Data records start

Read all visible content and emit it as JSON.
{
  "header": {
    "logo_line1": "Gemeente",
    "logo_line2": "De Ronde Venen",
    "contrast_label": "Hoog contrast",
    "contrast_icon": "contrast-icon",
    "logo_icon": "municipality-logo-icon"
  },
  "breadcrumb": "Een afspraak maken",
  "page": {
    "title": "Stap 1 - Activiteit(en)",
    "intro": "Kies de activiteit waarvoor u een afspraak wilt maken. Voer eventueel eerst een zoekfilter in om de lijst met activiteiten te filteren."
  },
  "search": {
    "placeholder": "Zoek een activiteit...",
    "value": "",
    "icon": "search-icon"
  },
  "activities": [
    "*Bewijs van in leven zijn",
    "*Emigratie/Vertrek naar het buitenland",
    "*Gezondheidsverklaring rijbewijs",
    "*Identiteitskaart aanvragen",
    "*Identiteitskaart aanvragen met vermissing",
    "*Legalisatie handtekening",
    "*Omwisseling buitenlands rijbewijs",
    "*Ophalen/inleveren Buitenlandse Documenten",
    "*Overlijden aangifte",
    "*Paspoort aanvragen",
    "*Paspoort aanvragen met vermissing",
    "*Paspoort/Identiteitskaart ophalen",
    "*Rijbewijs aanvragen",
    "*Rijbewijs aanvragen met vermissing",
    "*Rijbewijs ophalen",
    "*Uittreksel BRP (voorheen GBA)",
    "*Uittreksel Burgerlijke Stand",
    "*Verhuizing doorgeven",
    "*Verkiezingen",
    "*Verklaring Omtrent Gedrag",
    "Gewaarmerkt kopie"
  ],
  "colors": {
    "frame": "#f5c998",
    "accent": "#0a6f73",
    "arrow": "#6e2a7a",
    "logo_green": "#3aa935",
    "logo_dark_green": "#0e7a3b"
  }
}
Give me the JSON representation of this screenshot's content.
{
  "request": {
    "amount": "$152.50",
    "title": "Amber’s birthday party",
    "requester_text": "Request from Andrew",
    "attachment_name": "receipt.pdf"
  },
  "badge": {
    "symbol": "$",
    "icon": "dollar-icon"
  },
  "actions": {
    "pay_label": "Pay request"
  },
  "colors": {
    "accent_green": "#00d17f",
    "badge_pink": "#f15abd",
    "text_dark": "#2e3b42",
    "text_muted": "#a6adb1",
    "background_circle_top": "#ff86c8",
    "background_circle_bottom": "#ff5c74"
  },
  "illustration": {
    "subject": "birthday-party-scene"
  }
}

Data records end

Set exercise: Reproduce only the lines from the line containing "Give me the" to the last line of the material above, both of those lines included.

Finished exercise:
Give me the JSON representation of this screenshot's content.
{
  "request": {
    "amount": "$152.50",
    "title": "Amber’s birthday party",
    "requester_text": "Request from Andrew",
    "attachment_name": "receipt.pdf"
  },
  "badge": {
    "symbol": "$",
    "icon": "dollar-icon"
  },
  "actions": {
    "pay_label": "Pay request"
  },
  "colors": {
    "accent_green": "#00d17f",
    "badge_pink": "#f15abd",
    "text_dark": "#2e3b42",
    "text_muted": "#a6adb1",
    "background_circle_top": "#ff86c8",
    "background_circle_bottom": "#ff5c74"
  },
  "illustration": {
    "subject": "birthday-party-scene"
  }
}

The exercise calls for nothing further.